-------- RECORDS FOR THE TASK

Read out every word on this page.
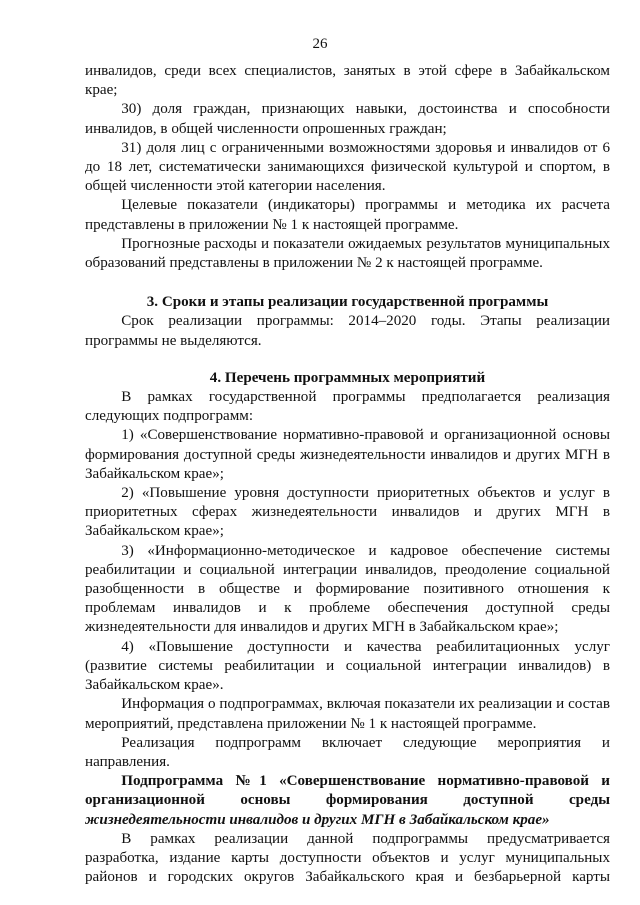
26

инвалидов, среди всех специалистов, занятых в этой сфере в Забайкальском крае;

30) доля граждан, признающих навыки, достоинства и способности инвалидов, в общей численности опрошенных граждан;

31) доля лиц с ограниченными возможностями здоровья и инвалидов от 6 до 18 лет, систематически занимающихся физической культурой и спортом, в общей численности этой категории населения.

Целевые показатели (индикаторы) программы и методика их расчета представлены в приложении № 1 к настоящей программе.

Прогнозные расходы и показатели ожидаемых результатов муниципальных образований представлены в приложении № 2 к настоящей программе.

3. Сроки и этапы реализации государственной программы

Срок реализации программы: 2014–2020 годы. Этапы реализации программы не выделяются.

4. Перечень программных мероприятий

В рамках государственной программы предполагается реализация следующих подпрограмм:

1) «Совершенствование нормативно-правовой и организационной основы формирования доступной среды жизнедеятельности инвалидов и других МГН в Забайкальском крае»;

2) «Повышение уровня доступности приоритетных объектов и услуг в приоритетных сферах жизнедеятельности инвалидов и других МГН в Забайкальском крае»;

3) «Информационно-методическое и кадровое обеспечение системы реабилитации и социальной интеграции инвалидов, преодоление социальной разобщенности в обществе и формирование позитивного отношения к проблемам инвалидов и к проблеме обеспечения доступной среды жизнедеятельности для инвалидов и других МГН в Забайкальском крае»;

4) «Повышение доступности и качества реабилитационных услуг (развитие системы реабилитации и социальной интеграции инвалидов) в Забайкальском крае».

Информация о подпрограммах, включая показатели их реализации и состав мероприятий, представлена приложении № 1 к настоящей программе.

Реализация подпрограмм включает следующие мероприятия и направления.

Подпрограмма №1 «Совершенствование нормативно-правовой и организационной основы формирования доступной среды жизнедеятельности инвалидов и других МГН в Забайкальском крае»

В рамках реализации данной подпрограммы предусматривается разработка, издание карты доступности объектов и услуг муниципальных районов и городских округов Забайкальского края и безбарьерной карты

----------------

## TASK INSTRUCTIONS:
Copy the entries exactly. Leave out the images.

## ANSWER TO THIS EXERCISE:
Read out every word on this page.
26

инвалидов, среди всех специалистов, занятых в этой сфере в Забайкальском крае;

30) доля граждан, признающих навыки, достоинства и способности инвалидов, в общей численности опрошенных граждан;

31) доля лиц с ограниченными возможностями здоровья и инвалидов от 6 до 18 лет, систематически занимающихся физической культурой и спортом, в общей численности этой категории населения.

Целевые показатели (индикаторы) программы и методика их расчета представлены в приложении № 1 к настоящей программе.

Прогнозные расходы и показатели ожидаемых результатов муниципальных образований представлены в приложении № 2 к настоящей программе.

3. Сроки и этапы реализации государственной программы

Срок реализации программы: 2014–2020 годы. Этапы реализации программы не выделяются.

4. Перечень программных мероприятий

В рамках государственной программы предполагается реализация следующих подпрограмм:

1) «Совершенствование нормативно-правовой и организационной основы формирования доступной среды жизнедеятельности инвалидов и других МГН в Забайкальском крае»;

2) «Повышение уровня доступности приоритетных объектов и услуг в приоритетных сферах жизнедеятельности инвалидов и других МГН в Забайкальском крае»;

3) «Информационно-методическое и кадровое обеспечение системы реабилитации и социальной интеграции инвалидов, преодоление социальной разобщенности в обществе и формирование позитивного отношения к проблемам инвалидов и к проблеме обеспечения доступной среды жизнедеятельности для инвалидов и других МГН в Забайкальском крае»;

4) «Повышение доступности и качества реабилитационных услуг (развитие системы реабилитации и социальной интеграции инвалидов) в Забайкальском крае».

Информация о подпрограммах, включая показатели их реализации и состав мероприятий, представлена приложении № 1 к настоящей программе.

Реализация подпрограмм включает следующие мероприятия и направления.

Подпрограмма №1 «Совершенствование нормативно-правовой и организационной основы формирования доступной среды жизнедеятельности инвалидов и других МГН в Забайкальском крае»

В рамках реализации данной подпрограммы предусматривается разработка, издание карты доступности объектов и услуг муниципальных районов и городских округов Забайкальского края и безбарьерной карты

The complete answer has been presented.